Written request —
Lines that contain "skinned" are to be counted; give only their number.

Provided records —
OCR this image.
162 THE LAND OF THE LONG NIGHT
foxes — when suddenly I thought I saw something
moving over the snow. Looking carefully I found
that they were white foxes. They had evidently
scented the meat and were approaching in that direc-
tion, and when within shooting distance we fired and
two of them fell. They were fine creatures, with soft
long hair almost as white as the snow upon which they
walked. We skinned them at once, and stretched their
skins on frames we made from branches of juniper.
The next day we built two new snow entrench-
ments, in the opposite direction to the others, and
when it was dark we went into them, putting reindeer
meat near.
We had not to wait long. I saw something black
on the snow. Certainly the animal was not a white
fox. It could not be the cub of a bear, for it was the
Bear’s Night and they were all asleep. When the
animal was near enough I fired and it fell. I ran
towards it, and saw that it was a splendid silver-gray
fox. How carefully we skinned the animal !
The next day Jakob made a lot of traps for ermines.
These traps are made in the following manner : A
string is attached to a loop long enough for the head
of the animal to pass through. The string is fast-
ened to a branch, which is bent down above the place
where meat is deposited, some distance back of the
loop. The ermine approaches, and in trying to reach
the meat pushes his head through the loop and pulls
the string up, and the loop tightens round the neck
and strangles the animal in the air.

Response to this task —
2